[begin Recorded information]

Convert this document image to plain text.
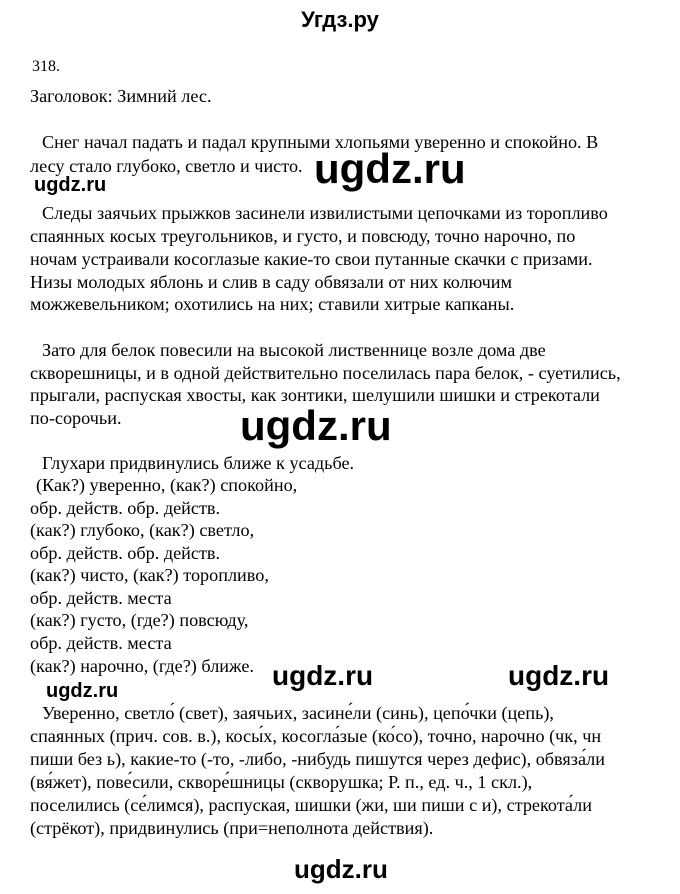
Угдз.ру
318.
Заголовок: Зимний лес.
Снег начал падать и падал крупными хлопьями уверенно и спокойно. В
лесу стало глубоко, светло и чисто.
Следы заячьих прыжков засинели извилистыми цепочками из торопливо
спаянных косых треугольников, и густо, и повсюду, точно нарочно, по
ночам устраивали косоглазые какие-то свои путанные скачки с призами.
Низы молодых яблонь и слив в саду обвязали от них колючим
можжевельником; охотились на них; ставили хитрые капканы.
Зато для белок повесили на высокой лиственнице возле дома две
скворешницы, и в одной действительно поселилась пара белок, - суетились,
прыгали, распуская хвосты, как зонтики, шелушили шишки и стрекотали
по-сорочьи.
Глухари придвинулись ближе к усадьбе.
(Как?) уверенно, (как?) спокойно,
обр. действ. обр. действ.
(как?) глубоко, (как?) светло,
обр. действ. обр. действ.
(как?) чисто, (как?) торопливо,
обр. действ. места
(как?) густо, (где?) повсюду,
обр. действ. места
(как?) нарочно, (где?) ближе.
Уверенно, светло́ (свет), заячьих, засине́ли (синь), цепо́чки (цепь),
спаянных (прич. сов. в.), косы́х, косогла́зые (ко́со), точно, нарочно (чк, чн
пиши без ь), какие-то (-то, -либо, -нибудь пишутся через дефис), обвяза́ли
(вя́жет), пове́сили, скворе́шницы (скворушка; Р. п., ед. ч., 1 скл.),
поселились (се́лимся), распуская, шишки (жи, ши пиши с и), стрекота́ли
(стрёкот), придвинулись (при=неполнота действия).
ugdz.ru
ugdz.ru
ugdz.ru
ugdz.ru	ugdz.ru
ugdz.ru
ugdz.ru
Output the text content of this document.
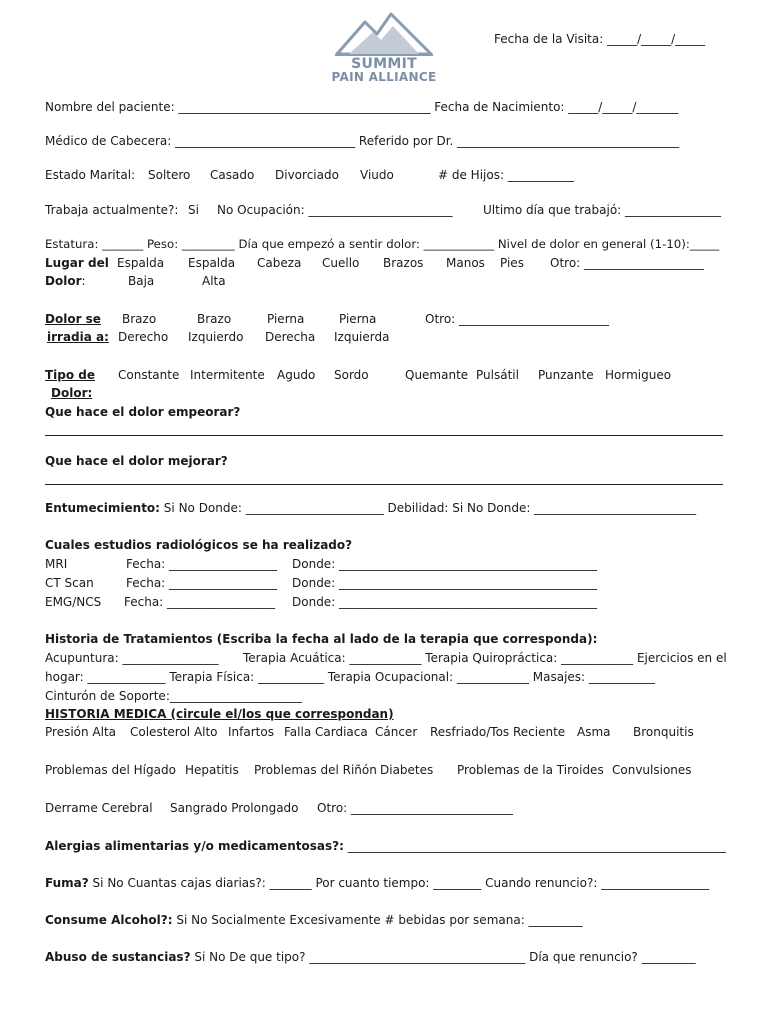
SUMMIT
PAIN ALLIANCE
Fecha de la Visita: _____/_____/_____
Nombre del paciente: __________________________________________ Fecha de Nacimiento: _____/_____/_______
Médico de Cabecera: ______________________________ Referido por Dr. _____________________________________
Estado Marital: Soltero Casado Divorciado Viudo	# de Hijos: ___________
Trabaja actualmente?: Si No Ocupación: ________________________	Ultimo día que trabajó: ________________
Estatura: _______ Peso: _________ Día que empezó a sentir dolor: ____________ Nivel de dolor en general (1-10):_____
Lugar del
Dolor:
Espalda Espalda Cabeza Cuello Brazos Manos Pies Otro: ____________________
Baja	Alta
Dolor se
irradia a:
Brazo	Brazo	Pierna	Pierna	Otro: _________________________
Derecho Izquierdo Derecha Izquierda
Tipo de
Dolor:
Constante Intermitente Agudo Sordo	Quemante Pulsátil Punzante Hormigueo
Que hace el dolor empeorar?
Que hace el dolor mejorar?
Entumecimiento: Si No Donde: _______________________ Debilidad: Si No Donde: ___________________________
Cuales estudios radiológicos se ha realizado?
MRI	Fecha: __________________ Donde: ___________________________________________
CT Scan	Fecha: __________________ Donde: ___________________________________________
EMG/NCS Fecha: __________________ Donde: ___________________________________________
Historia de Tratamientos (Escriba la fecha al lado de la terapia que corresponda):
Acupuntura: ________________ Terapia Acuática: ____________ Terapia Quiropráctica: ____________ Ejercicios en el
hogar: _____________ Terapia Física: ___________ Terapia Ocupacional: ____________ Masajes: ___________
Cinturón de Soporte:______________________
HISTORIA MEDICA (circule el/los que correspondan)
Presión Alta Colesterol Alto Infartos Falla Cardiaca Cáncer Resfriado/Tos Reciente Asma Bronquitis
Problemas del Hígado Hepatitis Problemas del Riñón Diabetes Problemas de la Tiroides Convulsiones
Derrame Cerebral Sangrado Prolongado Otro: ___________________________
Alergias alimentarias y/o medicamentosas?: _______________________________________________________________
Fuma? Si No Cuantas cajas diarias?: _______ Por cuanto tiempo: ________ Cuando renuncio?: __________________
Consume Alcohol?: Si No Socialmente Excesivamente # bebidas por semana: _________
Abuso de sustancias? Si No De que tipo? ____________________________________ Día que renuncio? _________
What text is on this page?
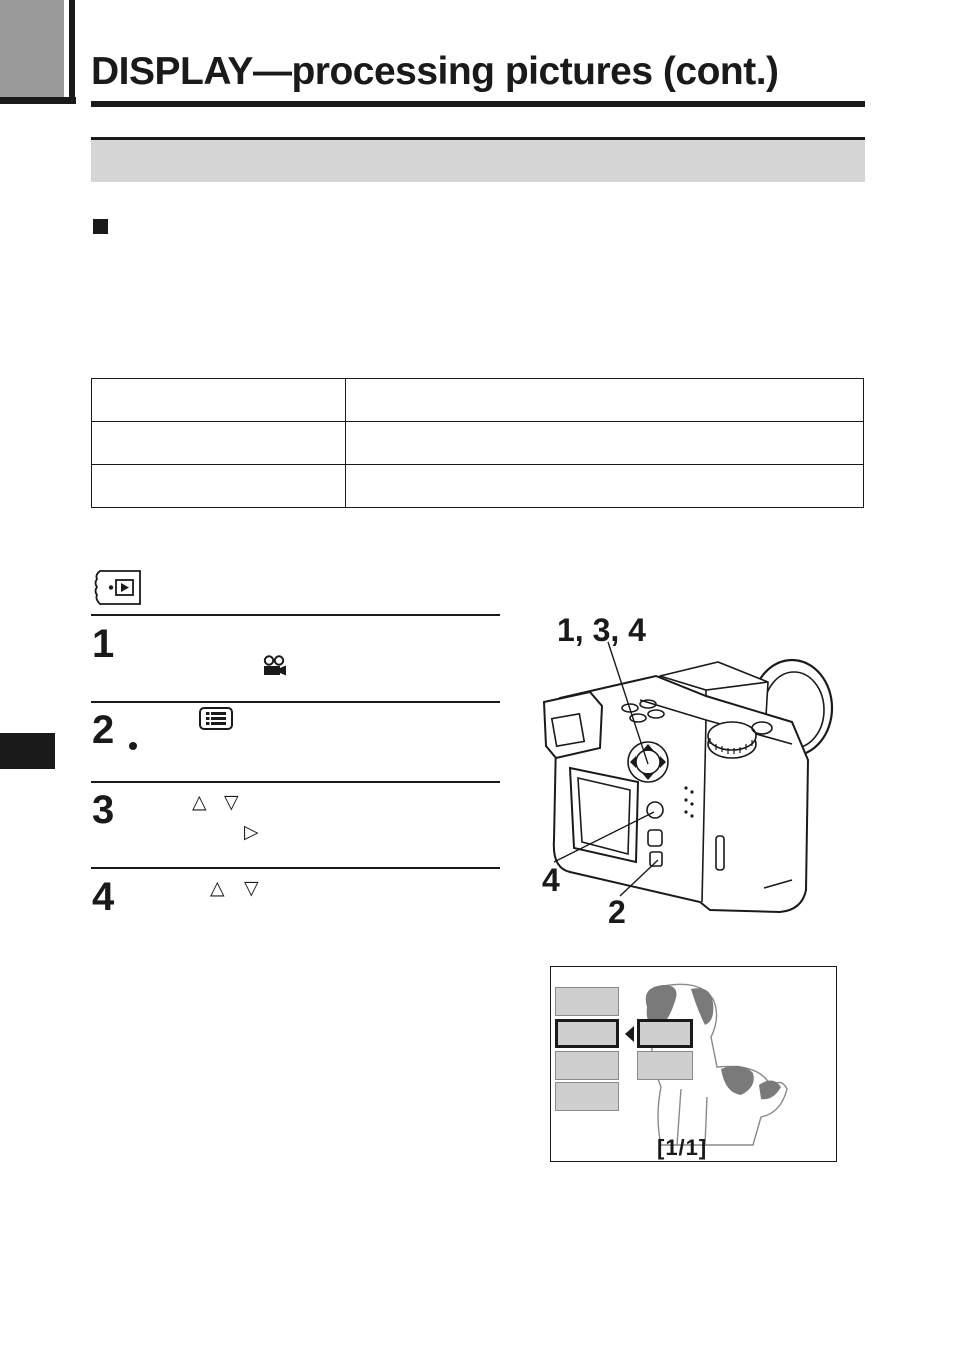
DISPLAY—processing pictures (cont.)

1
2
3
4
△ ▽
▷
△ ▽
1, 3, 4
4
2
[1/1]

[end Recorded information]
[begin Recorded information]

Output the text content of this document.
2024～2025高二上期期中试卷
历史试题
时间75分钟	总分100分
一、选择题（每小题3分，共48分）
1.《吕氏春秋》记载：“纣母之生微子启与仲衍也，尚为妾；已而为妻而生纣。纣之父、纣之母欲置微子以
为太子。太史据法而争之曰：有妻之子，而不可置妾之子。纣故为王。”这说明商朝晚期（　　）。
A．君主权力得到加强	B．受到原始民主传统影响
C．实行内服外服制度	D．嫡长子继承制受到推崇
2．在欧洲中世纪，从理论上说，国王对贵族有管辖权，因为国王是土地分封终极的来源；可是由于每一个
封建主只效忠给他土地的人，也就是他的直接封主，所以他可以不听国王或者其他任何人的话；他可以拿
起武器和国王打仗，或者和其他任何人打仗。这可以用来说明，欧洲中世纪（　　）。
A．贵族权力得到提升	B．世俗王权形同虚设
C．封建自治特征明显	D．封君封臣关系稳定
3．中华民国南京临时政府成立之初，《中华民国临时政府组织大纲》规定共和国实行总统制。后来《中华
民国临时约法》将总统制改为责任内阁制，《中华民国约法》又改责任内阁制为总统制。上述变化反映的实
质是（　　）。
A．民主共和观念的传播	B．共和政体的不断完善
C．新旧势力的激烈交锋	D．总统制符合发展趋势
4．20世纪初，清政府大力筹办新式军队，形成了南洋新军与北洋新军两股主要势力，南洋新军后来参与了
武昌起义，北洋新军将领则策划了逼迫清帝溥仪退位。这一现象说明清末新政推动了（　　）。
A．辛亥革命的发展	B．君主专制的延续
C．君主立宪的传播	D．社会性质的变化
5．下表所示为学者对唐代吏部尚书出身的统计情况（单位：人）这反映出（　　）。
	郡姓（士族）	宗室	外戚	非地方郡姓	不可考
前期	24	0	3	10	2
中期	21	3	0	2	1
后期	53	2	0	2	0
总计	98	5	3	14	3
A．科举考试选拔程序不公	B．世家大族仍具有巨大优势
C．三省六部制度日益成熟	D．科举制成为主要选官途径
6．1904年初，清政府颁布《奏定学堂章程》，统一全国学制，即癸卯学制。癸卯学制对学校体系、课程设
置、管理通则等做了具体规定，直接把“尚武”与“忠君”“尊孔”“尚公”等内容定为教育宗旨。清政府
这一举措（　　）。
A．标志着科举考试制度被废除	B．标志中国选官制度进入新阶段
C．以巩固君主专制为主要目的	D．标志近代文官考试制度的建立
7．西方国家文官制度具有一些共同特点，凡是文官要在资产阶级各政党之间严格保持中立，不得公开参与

[end Recorded information]

**Task instructions**.
List the lines of the records where "какие" occurs.

**Output for this task**.
ночам устраивали косоглазые какие-то свои путанные скачки с призами.
пиши без ь), какие-то (-то, -либо, -нибудь пишутся через дефис), обвяза́ли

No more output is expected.